_Task to carry out:_ In this exercise, return the whole listing exactly, excluding any images.

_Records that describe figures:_
#####

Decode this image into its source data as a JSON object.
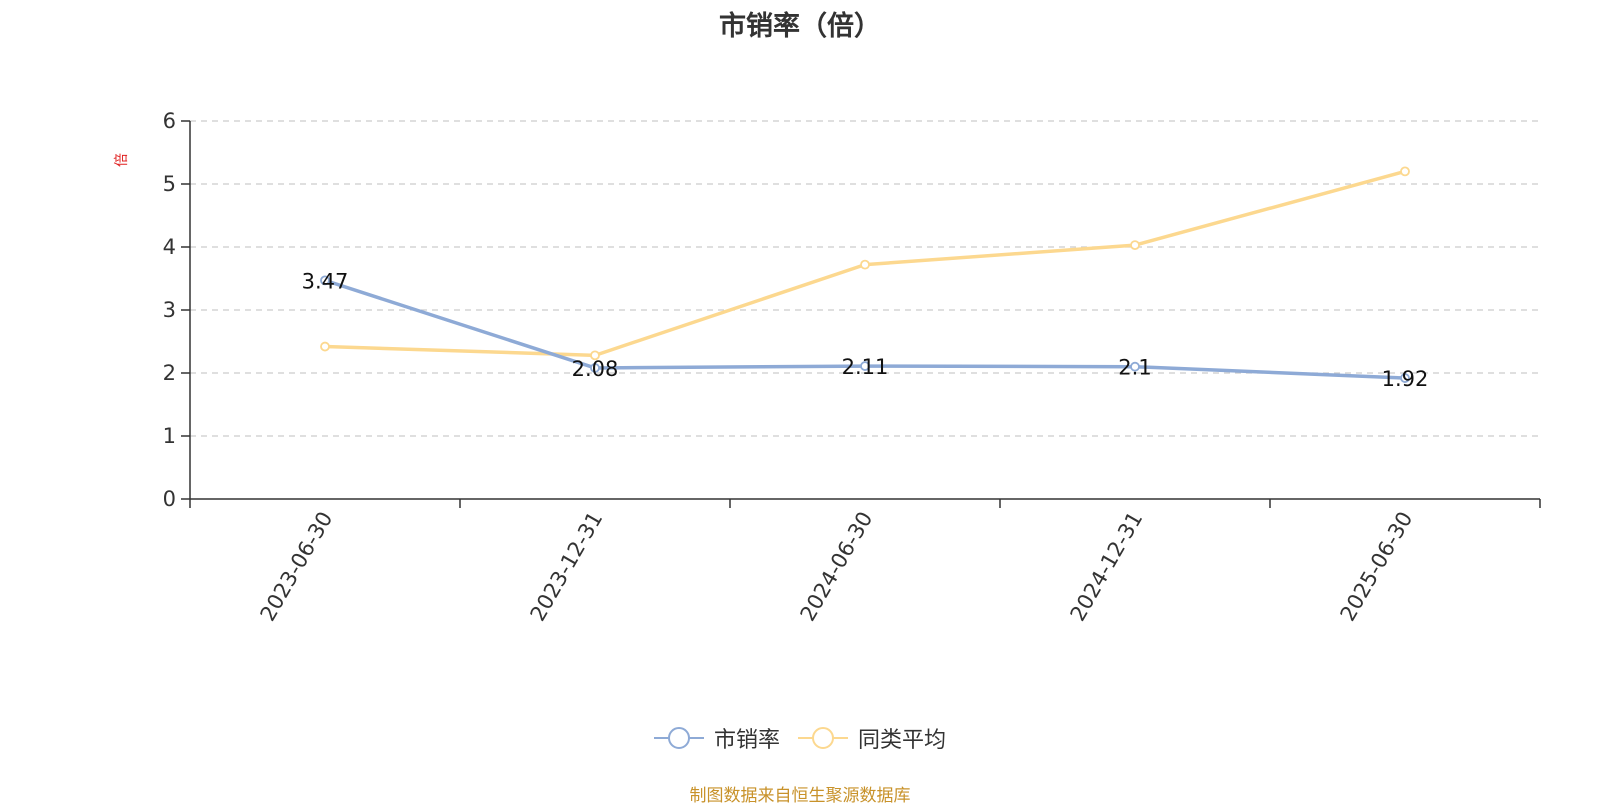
{
  "chart_data": {
    "type": "line",
    "title": "市销率（倍）",
    "ylabel": "倍",
    "x": [
      "2023-06-30",
      "2023-12-31",
      "2024-06-30",
      "2024-12-31",
      "2025-06-30"
    ],
    "ylim": [
      0,
      6
    ],
    "yticks": [
      0,
      1,
      2,
      3,
      4,
      5,
      6
    ],
    "grid": true,
    "legend_position": "bottom-center",
    "series": [
      {
        "name": "市销率",
        "color": "#8eaad6",
        "values": [
          3.47,
          2.08,
          2.11,
          2.1,
          1.92
        ],
        "labels": [
          "3.47",
          "2.08",
          "2.11",
          "2.1",
          "1.92"
        ]
      },
      {
        "name": "同类平均",
        "color": "#fcd88f",
        "values": [
          2.42,
          2.28,
          3.72,
          4.03,
          5.2
        ]
      }
    ]
  },
  "source": "制图数据来自恒生聚源数据库",
  "colors": {
    "ylabel": "#e02020",
    "axis": "#333333",
    "grid": "#cccccc",
    "source": "#c8922a"
  }
}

#####

_Final result:_
Decode this image into its source data as a JSON object.
{
  "chart_data": {
    "type": "line",
    "title": "市销率（倍）",
    "ylabel": "倍",
    "x": [
      "2023-06-30",
      "2023-12-31",
      "2024-06-30",
      "2024-12-31",
      "2025-06-30"
    ],
    "ylim": [
      0,
      6
    ],
    "yticks": [
      0,
      1,
      2,
      3,
      4,
      5,
      6
    ],
    "grid": true,
    "legend_position": "bottom-center",
    "series": [
      {
        "name": "市销率",
        "color": "#8eaad6",
        "values": [
          3.47,
          2.08,
          2.11,
          2.1,
          1.92
        ],
        "labels": [
          "3.47",
          "2.08",
          "2.11",
          "2.1",
          "1.92"
        ]
      },
      {
        "name": "同类平均",
        "color": "#fcd88f",
        "values": [
          2.42,
          2.28,
          3.72,
          4.03,
          5.2
        ]
      }
    ]
  },
  "source": "制图数据来自恒生聚源数据库",
  "colors": {
    "ylabel": "#e02020",
    "axis": "#333333",
    "grid": "#cccccc",
    "source": "#c8922a"
  }
}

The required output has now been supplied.